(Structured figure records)
/---
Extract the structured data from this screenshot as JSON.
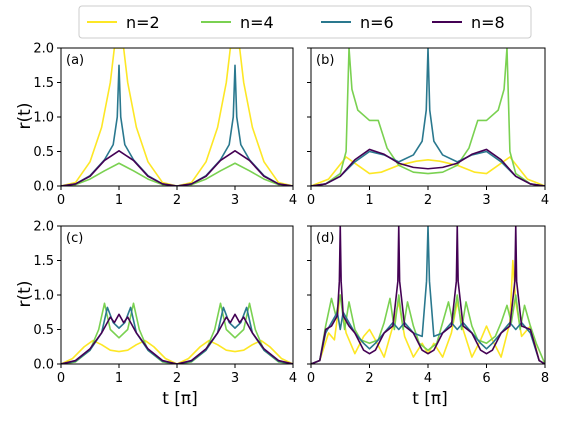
{
  "legend": [
    {
      "label": "n=2",
      "color": "#fde725"
    },
    {
      "label": "n=4",
      "color": "#7ad151"
    },
    {
      "label": "n=6",
      "color": "#2a788e"
    },
    {
      "label": "n=8",
      "color": "#440154"
    }
  ],
  "axes": {
    "ylabel": "r(t)",
    "xlabel": "t [π]",
    "yticks": [
      0.0,
      0.5,
      1.0,
      1.5,
      2.0
    ],
    "ytick_labels": [
      "0.0",
      "0.5",
      "1.0",
      "1.5",
      "2.0"
    ],
    "xticks_short": [
      0,
      1,
      2,
      3,
      4
    ],
    "xticks_long": [
      0,
      2,
      4,
      6,
      8
    ]
  },
  "chart_data": [
    {
      "type": "line",
      "panel": "(a)",
      "xlim": [
        0,
        4
      ],
      "ylim": [
        0,
        2
      ],
      "series": [
        {
          "name": "n=2",
          "x": [
            0,
            0.25,
            0.5,
            0.7,
            0.85,
            0.92,
            1.08,
            1.15,
            1.3,
            1.5,
            1.75,
            2,
            2.25,
            2.5,
            2.7,
            2.85,
            2.92,
            3.08,
            3.15,
            3.3,
            3.5,
            3.75,
            4
          ],
          "y": [
            0,
            0.05,
            0.35,
            0.85,
            1.5,
            2.0,
            2.0,
            1.5,
            0.85,
            0.35,
            0.05,
            0,
            0.05,
            0.35,
            0.85,
            1.5,
            2.0,
            2.0,
            1.5,
            0.85,
            0.35,
            0.05,
            0
          ]
        },
        {
          "name": "n=4",
          "x": [
            0,
            0.25,
            0.5,
            0.75,
            1,
            1.25,
            1.5,
            1.75,
            2,
            2.25,
            2.5,
            2.75,
            3,
            3.25,
            3.5,
            3.75,
            4
          ],
          "y": [
            0,
            0.02,
            0.1,
            0.22,
            0.33,
            0.22,
            0.1,
            0.02,
            0,
            0.02,
            0.1,
            0.22,
            0.33,
            0.22,
            0.1,
            0.02,
            0
          ]
        },
        {
          "name": "n=6",
          "x": [
            0,
            0.25,
            0.5,
            0.75,
            0.9,
            0.97,
            1,
            1.03,
            1.1,
            1.25,
            1.5,
            1.75,
            2,
            2.25,
            2.5,
            2.75,
            2.9,
            2.97,
            3,
            3.03,
            3.1,
            3.25,
            3.5,
            3.75,
            4
          ],
          "y": [
            0,
            0.03,
            0.15,
            0.38,
            0.6,
            1.0,
            1.75,
            1.0,
            0.6,
            0.38,
            0.15,
            0.03,
            0,
            0.03,
            0.15,
            0.38,
            0.6,
            1.0,
            1.75,
            1.0,
            0.6,
            0.38,
            0.15,
            0.03,
            0
          ]
        },
        {
          "name": "n=8",
          "x": [
            0,
            0.25,
            0.5,
            0.75,
            1,
            1.25,
            1.5,
            1.75,
            2,
            2.25,
            2.5,
            2.75,
            3,
            3.25,
            3.5,
            3.75,
            4
          ],
          "y": [
            0,
            0.03,
            0.14,
            0.37,
            0.51,
            0.37,
            0.14,
            0.03,
            0,
            0.03,
            0.14,
            0.37,
            0.51,
            0.37,
            0.14,
            0.03,
            0
          ]
        }
      ]
    },
    {
      "type": "line",
      "panel": "(b)",
      "xlim": [
        0,
        4
      ],
      "ylim": [
        0,
        2
      ],
      "series": [
        {
          "name": "n=2",
          "x": [
            0,
            0.3,
            0.6,
            0.8,
            1,
            1.2,
            1.5,
            1.8,
            2,
            2.2,
            2.5,
            2.8,
            3,
            3.2,
            3.4,
            3.7,
            4
          ],
          "y": [
            0,
            0.1,
            0.42,
            0.3,
            0.18,
            0.2,
            0.3,
            0.36,
            0.38,
            0.36,
            0.3,
            0.2,
            0.18,
            0.3,
            0.42,
            0.1,
            0
          ]
        },
        {
          "name": "n=4",
          "x": [
            0,
            0.25,
            0.5,
            0.6,
            0.65,
            0.7,
            0.8,
            1,
            1.15,
            1.3,
            1.5,
            1.75,
            2,
            2.25,
            2.5,
            2.7,
            2.85,
            3,
            3.2,
            3.3,
            3.35,
            3.4,
            3.5,
            3.75,
            4
          ],
          "y": [
            0,
            0.03,
            0.18,
            0.5,
            2.0,
            1.4,
            1.1,
            0.95,
            0.95,
            0.55,
            0.3,
            0.2,
            0.18,
            0.2,
            0.3,
            0.55,
            0.95,
            0.95,
            1.1,
            1.4,
            2.0,
            0.5,
            0.18,
            0.03,
            0
          ]
        },
        {
          "name": "n=6",
          "x": [
            0,
            0.25,
            0.5,
            0.75,
            1,
            1.25,
            1.5,
            1.75,
            1.9,
            1.97,
            2,
            2.03,
            2.1,
            2.25,
            2.5,
            2.75,
            3,
            3.25,
            3.5,
            3.75,
            4
          ],
          "y": [
            0,
            0.03,
            0.14,
            0.35,
            0.5,
            0.45,
            0.35,
            0.45,
            0.65,
            1.1,
            2.0,
            1.1,
            0.65,
            0.45,
            0.35,
            0.45,
            0.5,
            0.35,
            0.14,
            0.03,
            0
          ]
        },
        {
          "name": "n=8",
          "x": [
            0,
            0.25,
            0.5,
            0.75,
            1,
            1.25,
            1.5,
            1.75,
            2,
            2.25,
            2.5,
            2.75,
            3,
            3.25,
            3.5,
            3.75,
            4
          ],
          "y": [
            0,
            0.03,
            0.14,
            0.38,
            0.53,
            0.46,
            0.33,
            0.27,
            0.25,
            0.27,
            0.33,
            0.46,
            0.53,
            0.38,
            0.14,
            0.03,
            0
          ]
        }
      ]
    },
    {
      "type": "line",
      "panel": "(c)",
      "xlim": [
        0,
        4
      ],
      "ylim": [
        0,
        2
      ],
      "series": [
        {
          "name": "n=2",
          "x": [
            0,
            0.2,
            0.4,
            0.55,
            0.7,
            0.85,
            1,
            1.15,
            1.3,
            1.45,
            1.6,
            1.8,
            2,
            2.2,
            2.4,
            2.55,
            2.7,
            2.85,
            3,
            3.15,
            3.3,
            3.45,
            3.6,
            3.8,
            4
          ],
          "y": [
            0,
            0.08,
            0.25,
            0.34,
            0.28,
            0.2,
            0.18,
            0.2,
            0.28,
            0.34,
            0.25,
            0.08,
            0,
            0.08,
            0.25,
            0.34,
            0.28,
            0.2,
            0.18,
            0.2,
            0.28,
            0.34,
            0.25,
            0.08,
            0
          ]
        },
        {
          "name": "n=4",
          "x": [
            0,
            0.25,
            0.5,
            0.65,
            0.75,
            0.85,
            1,
            1.15,
            1.25,
            1.35,
            1.5,
            1.75,
            2,
            2.25,
            2.5,
            2.65,
            2.75,
            2.85,
            3,
            3.15,
            3.25,
            3.35,
            3.5,
            3.75,
            4
          ],
          "y": [
            0,
            0.03,
            0.2,
            0.5,
            0.88,
            0.5,
            0.38,
            0.5,
            0.88,
            0.5,
            0.2,
            0.03,
            0,
            0.03,
            0.2,
            0.5,
            0.88,
            0.5,
            0.38,
            0.5,
            0.88,
            0.5,
            0.2,
            0.03,
            0
          ]
        },
        {
          "name": "n=6",
          "x": [
            0,
            0.25,
            0.5,
            0.7,
            0.8,
            0.9,
            1,
            1.1,
            1.2,
            1.3,
            1.5,
            1.75,
            2,
            2.25,
            2.5,
            2.7,
            2.8,
            2.9,
            3,
            3.1,
            3.2,
            3.3,
            3.5,
            3.75,
            4
          ],
          "y": [
            0,
            0.04,
            0.2,
            0.45,
            0.82,
            0.6,
            0.52,
            0.6,
            0.82,
            0.45,
            0.2,
            0.04,
            0,
            0.04,
            0.2,
            0.45,
            0.82,
            0.6,
            0.52,
            0.6,
            0.82,
            0.45,
            0.2,
            0.04,
            0
          ]
        },
        {
          "name": "n=8",
          "x": [
            0,
            0.25,
            0.5,
            0.7,
            0.85,
            0.92,
            1,
            1.08,
            1.15,
            1.3,
            1.5,
            1.75,
            2,
            2.25,
            2.5,
            2.7,
            2.85,
            2.92,
            3,
            3.08,
            3.15,
            3.3,
            3.5,
            3.75,
            4
          ],
          "y": [
            0,
            0.05,
            0.22,
            0.45,
            0.68,
            0.6,
            0.72,
            0.6,
            0.68,
            0.45,
            0.22,
            0.05,
            0,
            0.05,
            0.22,
            0.45,
            0.68,
            0.6,
            0.72,
            0.6,
            0.68,
            0.45,
            0.22,
            0.05,
            0
          ]
        }
      ]
    },
    {
      "type": "line",
      "panel": "(d)",
      "xlim": [
        0,
        8
      ],
      "ylim": [
        0,
        2
      ],
      "series": [
        {
          "name": "n=2",
          "x": [
            0,
            0.3,
            0.6,
            0.8,
            1,
            1.2,
            1.5,
            1.8,
            2,
            2.2,
            2.5,
            2.8,
            3,
            3.2,
            3.5,
            3.8,
            4,
            4.2,
            4.5,
            4.8,
            5,
            5.2,
            5.5,
            5.8,
            6,
            6.2,
            6.5,
            6.8,
            6.9,
            7,
            7.2,
            7.5,
            7.8,
            8
          ],
          "y": [
            0,
            0.05,
            0.45,
            0.35,
            1.0,
            0.45,
            0.15,
            0.4,
            0.5,
            0.35,
            0.1,
            0.55,
            0.9,
            0.4,
            0.1,
            0.3,
            0.15,
            0.3,
            0.1,
            0.45,
            0.9,
            0.5,
            0.1,
            0.35,
            0.55,
            0.35,
            0.1,
            0.6,
            1.5,
            0.9,
            0.4,
            0.55,
            0.05,
            0
          ]
        },
        {
          "name": "n=4",
          "x": [
            0,
            0.3,
            0.5,
            0.7,
            0.85,
            1,
            1.15,
            1.3,
            1.5,
            1.7,
            2,
            2.3,
            2.5,
            2.7,
            2.85,
            3,
            3.15,
            3.3,
            3.5,
            3.7,
            4,
            4.3,
            4.5,
            4.7,
            4.85,
            5,
            5.15,
            5.3,
            5.5,
            5.7,
            6,
            6.3,
            6.5,
            6.7,
            6.85,
            7,
            7.15,
            7.3,
            7.5,
            7.7,
            8
          ],
          "y": [
            0,
            0.05,
            0.55,
            0.95,
            0.7,
            1.0,
            0.5,
            0.9,
            0.5,
            0.35,
            0.3,
            0.35,
            0.6,
            0.95,
            0.5,
            1.0,
            0.5,
            0.9,
            0.55,
            0.3,
            0.2,
            0.3,
            0.6,
            0.9,
            0.6,
            1.0,
            0.5,
            0.9,
            0.55,
            0.35,
            0.3,
            0.4,
            0.6,
            0.85,
            0.6,
            1.0,
            0.5,
            0.85,
            0.55,
            0.3,
            0
          ]
        },
        {
          "name": "n=6",
          "x": [
            0,
            0.3,
            0.5,
            0.7,
            0.9,
            1,
            1.1,
            1.3,
            1.5,
            1.8,
            2,
            2.2,
            2.5,
            2.8,
            3,
            3.2,
            3.5,
            3.8,
            3.95,
            4,
            4.05,
            4.2,
            4.5,
            4.8,
            5,
            5.2,
            5.5,
            5.8,
            6,
            6.2,
            6.5,
            6.8,
            7,
            7.2,
            7.5,
            7.8,
            8
          ],
          "y": [
            0,
            0.05,
            0.45,
            0.6,
            0.75,
            0.5,
            0.75,
            0.6,
            0.45,
            0.3,
            0.22,
            0.3,
            0.45,
            0.6,
            0.5,
            0.6,
            0.45,
            0.4,
            1.2,
            2.0,
            1.2,
            0.4,
            0.45,
            0.6,
            0.5,
            0.6,
            0.45,
            0.3,
            0.22,
            0.3,
            0.45,
            0.6,
            0.5,
            0.6,
            0.45,
            0.05,
            0
          ]
        },
        {
          "name": "n=8",
          "x": [
            0,
            0.3,
            0.5,
            0.7,
            0.9,
            0.97,
            1,
            1.03,
            1.1,
            1.3,
            1.5,
            1.8,
            2,
            2.2,
            2.5,
            2.8,
            2.97,
            3,
            3.03,
            3.2,
            3.5,
            3.8,
            4,
            4.2,
            4.5,
            4.8,
            4.97,
            5,
            5.03,
            5.2,
            5.5,
            5.8,
            6,
            6.2,
            6.5,
            6.8,
            6.97,
            7,
            7.03,
            7.2,
            7.5,
            7.8,
            8
          ],
          "y": [
            0,
            0.05,
            0.5,
            0.55,
            0.7,
            1.2,
            2.0,
            1.2,
            0.7,
            0.55,
            0.45,
            0.2,
            0.15,
            0.2,
            0.45,
            0.55,
            1.2,
            2.0,
            1.2,
            0.55,
            0.45,
            0.2,
            0.15,
            0.2,
            0.45,
            0.55,
            1.2,
            2.0,
            1.2,
            0.55,
            0.45,
            0.2,
            0.15,
            0.2,
            0.45,
            0.55,
            1.2,
            2.0,
            1.2,
            0.55,
            0.5,
            0.05,
            0
          ]
        }
      ]
    }
  ]
}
\---
» Problem details
Find the word "color" in the records and pull out each line that has it.

» Answer for this exercise
      "color": "#fde725"
      "color": "#7ad151"
      "color": "#2a788e"
      "color": "#440154"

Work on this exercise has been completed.